-- Aim of the task --
Identify each line containing the word "kunt" and copy it.

........

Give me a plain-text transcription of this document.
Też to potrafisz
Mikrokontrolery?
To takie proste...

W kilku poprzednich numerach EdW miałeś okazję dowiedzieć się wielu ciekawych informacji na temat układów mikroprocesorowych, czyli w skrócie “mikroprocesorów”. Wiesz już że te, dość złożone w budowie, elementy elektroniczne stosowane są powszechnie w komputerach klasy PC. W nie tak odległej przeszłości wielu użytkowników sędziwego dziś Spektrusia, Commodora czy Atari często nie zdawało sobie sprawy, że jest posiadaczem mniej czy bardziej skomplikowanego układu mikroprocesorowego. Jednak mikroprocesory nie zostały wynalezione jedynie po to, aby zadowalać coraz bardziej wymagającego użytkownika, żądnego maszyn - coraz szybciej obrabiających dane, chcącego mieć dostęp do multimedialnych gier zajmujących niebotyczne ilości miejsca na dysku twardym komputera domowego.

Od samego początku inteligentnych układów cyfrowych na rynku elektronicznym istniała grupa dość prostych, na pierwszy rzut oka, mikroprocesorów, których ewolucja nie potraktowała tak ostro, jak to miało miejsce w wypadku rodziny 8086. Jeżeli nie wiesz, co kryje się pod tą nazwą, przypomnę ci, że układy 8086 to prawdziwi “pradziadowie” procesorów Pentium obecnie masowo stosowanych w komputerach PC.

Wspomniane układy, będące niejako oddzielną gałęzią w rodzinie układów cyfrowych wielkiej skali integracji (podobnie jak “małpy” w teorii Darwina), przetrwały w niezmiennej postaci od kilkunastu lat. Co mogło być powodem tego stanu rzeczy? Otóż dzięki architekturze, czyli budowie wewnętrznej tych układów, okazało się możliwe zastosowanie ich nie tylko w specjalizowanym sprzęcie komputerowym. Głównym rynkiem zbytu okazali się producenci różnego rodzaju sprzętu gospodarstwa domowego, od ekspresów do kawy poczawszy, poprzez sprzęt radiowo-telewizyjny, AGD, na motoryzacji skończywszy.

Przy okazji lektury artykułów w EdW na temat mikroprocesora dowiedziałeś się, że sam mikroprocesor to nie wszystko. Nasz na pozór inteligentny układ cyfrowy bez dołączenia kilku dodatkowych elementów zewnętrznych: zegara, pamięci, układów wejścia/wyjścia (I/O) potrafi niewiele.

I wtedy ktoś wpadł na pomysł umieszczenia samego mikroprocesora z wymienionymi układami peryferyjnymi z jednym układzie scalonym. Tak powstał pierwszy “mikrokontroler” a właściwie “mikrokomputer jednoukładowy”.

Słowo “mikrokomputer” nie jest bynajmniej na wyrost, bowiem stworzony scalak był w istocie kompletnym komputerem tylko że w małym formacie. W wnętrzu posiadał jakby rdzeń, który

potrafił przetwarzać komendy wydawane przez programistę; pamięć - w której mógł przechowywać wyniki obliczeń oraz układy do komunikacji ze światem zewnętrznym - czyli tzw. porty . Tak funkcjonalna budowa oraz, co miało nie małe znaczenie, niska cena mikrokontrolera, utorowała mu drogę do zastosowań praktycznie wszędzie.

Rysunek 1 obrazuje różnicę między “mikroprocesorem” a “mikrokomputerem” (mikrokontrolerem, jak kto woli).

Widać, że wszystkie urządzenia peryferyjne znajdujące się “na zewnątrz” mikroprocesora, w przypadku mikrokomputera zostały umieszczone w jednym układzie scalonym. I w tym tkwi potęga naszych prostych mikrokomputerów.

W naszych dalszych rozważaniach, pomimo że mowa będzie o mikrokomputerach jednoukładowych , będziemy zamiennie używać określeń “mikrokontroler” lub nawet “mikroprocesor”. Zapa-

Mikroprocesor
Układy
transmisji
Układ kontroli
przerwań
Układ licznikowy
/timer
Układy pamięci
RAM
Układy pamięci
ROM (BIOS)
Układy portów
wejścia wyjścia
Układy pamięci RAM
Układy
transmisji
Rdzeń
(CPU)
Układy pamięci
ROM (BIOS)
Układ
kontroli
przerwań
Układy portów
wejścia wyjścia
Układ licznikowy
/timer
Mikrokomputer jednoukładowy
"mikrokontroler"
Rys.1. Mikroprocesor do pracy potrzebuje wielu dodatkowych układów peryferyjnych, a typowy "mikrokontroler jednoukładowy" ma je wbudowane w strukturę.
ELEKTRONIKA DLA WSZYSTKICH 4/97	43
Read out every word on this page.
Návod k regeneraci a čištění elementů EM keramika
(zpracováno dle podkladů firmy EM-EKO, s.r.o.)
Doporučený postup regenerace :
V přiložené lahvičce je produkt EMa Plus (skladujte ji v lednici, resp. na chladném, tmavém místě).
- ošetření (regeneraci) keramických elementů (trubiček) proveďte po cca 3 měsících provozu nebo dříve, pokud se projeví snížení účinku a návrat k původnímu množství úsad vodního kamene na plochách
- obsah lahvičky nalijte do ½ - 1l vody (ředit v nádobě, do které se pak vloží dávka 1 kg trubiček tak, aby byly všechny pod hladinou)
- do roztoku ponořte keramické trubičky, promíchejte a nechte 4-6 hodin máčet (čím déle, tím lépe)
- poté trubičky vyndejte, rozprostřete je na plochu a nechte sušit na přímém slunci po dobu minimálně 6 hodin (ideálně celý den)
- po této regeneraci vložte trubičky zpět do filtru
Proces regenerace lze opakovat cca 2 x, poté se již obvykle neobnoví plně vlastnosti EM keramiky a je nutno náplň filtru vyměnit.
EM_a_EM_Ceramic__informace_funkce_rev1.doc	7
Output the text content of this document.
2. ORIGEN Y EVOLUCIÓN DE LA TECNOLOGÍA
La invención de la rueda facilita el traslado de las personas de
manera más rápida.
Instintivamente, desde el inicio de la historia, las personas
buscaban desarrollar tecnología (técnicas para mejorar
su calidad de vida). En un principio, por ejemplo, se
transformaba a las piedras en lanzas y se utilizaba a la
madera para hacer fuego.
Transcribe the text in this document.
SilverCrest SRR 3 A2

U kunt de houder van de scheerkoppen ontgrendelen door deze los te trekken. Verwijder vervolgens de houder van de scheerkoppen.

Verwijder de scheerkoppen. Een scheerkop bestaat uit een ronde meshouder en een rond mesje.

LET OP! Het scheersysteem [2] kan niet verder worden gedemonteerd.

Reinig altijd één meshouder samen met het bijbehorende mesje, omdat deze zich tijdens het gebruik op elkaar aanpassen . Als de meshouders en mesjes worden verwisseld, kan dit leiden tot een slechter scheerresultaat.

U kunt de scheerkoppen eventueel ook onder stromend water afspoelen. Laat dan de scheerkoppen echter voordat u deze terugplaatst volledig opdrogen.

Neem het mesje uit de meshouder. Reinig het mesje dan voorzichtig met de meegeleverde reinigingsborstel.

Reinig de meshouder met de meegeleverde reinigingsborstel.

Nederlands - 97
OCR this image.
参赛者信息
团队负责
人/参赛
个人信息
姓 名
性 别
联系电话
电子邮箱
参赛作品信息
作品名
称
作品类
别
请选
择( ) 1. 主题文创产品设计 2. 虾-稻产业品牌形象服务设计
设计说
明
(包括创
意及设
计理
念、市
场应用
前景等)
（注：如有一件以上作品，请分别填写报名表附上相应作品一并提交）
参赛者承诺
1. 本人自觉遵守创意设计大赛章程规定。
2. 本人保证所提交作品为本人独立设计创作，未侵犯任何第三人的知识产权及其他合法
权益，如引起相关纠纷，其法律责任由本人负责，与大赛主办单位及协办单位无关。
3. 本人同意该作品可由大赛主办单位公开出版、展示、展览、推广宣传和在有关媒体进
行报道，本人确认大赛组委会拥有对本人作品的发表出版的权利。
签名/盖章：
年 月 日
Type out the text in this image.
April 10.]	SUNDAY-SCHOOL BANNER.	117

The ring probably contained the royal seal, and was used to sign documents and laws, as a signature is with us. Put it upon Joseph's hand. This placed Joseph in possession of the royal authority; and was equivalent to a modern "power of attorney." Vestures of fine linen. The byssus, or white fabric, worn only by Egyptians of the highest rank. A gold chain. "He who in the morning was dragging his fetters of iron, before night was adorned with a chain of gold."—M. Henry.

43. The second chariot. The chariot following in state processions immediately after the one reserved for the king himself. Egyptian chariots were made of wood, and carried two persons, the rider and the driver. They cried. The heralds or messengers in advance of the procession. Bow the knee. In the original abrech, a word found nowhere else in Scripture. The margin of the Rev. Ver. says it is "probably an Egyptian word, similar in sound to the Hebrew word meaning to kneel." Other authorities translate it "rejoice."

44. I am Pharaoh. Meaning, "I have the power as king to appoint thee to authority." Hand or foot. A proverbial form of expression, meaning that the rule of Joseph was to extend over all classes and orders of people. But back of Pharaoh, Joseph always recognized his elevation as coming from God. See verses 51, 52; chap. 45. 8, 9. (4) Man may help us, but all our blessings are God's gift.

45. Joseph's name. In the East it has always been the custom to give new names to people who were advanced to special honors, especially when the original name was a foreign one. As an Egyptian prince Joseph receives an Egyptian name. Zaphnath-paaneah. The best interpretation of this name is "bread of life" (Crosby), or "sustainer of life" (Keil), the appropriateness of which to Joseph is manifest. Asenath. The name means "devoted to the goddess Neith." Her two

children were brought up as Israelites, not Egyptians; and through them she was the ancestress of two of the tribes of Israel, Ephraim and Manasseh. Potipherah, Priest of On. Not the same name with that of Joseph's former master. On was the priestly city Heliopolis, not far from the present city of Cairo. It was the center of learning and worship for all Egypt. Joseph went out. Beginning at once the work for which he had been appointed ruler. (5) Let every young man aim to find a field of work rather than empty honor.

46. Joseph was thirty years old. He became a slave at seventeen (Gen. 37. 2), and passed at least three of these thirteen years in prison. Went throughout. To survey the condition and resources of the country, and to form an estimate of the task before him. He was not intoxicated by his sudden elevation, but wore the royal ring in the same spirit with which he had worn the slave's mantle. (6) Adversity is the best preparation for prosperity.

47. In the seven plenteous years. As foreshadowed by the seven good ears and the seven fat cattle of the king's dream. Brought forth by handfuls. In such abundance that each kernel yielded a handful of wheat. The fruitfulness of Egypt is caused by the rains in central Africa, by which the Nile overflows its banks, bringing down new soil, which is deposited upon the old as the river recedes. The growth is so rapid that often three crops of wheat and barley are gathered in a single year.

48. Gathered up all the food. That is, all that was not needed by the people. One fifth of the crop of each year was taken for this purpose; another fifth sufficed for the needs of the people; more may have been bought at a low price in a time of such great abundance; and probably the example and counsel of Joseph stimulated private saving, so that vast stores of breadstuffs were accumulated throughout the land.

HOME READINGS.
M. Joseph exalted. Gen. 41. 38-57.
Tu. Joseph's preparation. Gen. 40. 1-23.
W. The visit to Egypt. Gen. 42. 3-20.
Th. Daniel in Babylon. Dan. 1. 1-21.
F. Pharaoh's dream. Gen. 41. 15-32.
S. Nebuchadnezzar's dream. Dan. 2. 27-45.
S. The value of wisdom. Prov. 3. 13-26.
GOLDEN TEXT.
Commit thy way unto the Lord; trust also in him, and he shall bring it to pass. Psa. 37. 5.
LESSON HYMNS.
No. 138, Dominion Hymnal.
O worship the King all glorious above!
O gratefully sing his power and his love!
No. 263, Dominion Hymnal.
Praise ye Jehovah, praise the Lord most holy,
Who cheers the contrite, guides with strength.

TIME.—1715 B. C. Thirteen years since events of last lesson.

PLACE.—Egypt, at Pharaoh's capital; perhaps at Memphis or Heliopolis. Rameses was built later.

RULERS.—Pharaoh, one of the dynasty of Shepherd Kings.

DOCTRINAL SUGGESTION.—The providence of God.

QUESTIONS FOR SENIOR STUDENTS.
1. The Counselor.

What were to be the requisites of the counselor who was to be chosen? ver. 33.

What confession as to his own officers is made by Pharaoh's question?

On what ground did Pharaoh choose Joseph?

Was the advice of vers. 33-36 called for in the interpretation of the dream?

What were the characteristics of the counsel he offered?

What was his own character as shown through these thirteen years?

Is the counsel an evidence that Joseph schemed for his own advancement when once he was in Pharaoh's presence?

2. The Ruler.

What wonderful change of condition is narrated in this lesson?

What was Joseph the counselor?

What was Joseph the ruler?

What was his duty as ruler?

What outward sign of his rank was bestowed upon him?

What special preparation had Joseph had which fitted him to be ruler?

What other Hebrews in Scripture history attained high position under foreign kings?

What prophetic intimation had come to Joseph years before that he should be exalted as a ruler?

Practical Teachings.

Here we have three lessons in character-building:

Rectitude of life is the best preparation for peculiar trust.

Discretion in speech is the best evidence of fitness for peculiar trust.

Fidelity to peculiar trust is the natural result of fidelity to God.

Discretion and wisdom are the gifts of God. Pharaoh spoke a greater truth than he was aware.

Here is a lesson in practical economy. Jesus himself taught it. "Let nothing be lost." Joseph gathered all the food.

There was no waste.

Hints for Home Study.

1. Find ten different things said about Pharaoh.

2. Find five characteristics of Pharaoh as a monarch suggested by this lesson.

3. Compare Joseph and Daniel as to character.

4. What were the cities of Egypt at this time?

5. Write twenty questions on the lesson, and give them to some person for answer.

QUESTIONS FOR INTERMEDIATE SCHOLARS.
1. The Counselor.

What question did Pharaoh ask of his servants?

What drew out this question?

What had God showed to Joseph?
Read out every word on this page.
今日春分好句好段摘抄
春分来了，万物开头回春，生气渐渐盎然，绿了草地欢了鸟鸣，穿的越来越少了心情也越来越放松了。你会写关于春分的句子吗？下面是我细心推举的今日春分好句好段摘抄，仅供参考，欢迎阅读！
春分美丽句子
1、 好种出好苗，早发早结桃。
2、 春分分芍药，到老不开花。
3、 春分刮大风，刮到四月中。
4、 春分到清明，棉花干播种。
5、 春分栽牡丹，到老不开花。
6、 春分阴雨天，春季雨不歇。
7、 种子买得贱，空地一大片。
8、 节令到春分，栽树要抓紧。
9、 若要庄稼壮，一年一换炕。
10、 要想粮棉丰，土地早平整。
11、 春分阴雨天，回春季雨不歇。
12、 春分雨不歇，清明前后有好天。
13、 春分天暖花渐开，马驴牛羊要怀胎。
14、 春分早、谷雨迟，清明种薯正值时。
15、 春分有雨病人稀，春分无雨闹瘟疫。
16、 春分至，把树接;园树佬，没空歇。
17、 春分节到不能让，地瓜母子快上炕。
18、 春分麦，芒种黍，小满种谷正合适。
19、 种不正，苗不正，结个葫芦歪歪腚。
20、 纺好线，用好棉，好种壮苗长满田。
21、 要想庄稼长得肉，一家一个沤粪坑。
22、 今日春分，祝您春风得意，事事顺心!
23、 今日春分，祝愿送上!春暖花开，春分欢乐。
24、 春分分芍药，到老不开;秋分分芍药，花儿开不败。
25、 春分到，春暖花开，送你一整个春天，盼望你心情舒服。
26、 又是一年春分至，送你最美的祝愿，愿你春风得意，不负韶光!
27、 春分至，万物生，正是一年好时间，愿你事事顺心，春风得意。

........

-- The output --
U kunt de houder van de scheerkoppen ontgrendelen door deze los te trekken. Verwijder vervolgens de houder van de scheerkoppen.
U kunt de scheerkoppen eventueel ook onder stromend water afspoelen. Laat dan de scheerkoppen echter voordat u deze terugplaatst volledig opdrogen.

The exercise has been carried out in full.